» **Problem to solve**: Write out all the entries word for word, but skip any images.
——————
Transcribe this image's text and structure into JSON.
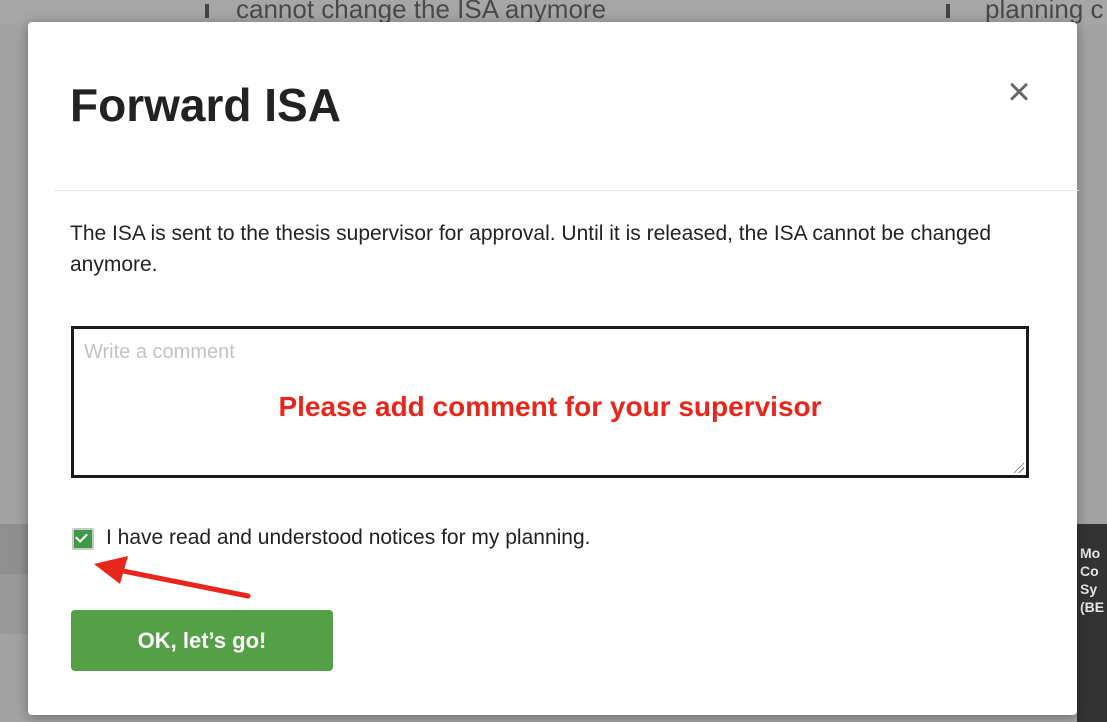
{
  "background": {
    "text_left": "cannot change the ISA anymore",
    "text_right": "planning c",
    "dark_panel_lines": [
      "Mo",
      "Co",
      "Sy",
      "(BE"
    ]
  },
  "modal": {
    "title": "Forward ISA",
    "close_glyph": "×",
    "description": "The ISA is sent to the thesis supervisor for approval. Until it is released, the ISA cannot be changed anymore.",
    "comment": {
      "placeholder": "Write a comment",
      "value": "",
      "annotation": "Please add comment for your supervisor"
    },
    "acknowledge": {
      "label": "I have read and understood notices for my planning.",
      "checked": true
    },
    "ok_button": "OK, let’s go!"
  },
  "colors": {
    "primary_green": "#55a047",
    "checkbox_green": "#3e9a47",
    "annotation_red": "#e8261b"
  },
  "icons": {
    "close": "close-icon",
    "check": "check-icon",
    "arrow": "arrow-annotation-icon"
  }
}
——————
» **Answer for this exercise**:
Transcribe this image's text and structure into JSON.
{
  "background": {
    "text_left": "cannot change the ISA anymore",
    "text_right": "planning c",
    "dark_panel_lines": [
      "Mo",
      "Co",
      "Sy",
      "(BE"
    ]
  },
  "modal": {
    "title": "Forward ISA",
    "close_glyph": "×",
    "description": "The ISA is sent to the thesis supervisor for approval. Until it is released, the ISA cannot be changed anymore.",
    "comment": {
      "placeholder": "Write a comment",
      "value": "",
      "annotation": "Please add comment for your supervisor"
    },
    "acknowledge": {
      "label": "I have read and understood notices for my planning.",
      "checked": true
    },
    "ok_button": "OK, let’s go!"
  },
  "colors": {
    "primary_green": "#55a047",
    "checkbox_green": "#3e9a47",
    "annotation_red": "#e8261b"
  },
  "icons": {
    "close": "close-icon",
    "check": "check-icon",
    "arrow": "arrow-annotation-icon"
  }
}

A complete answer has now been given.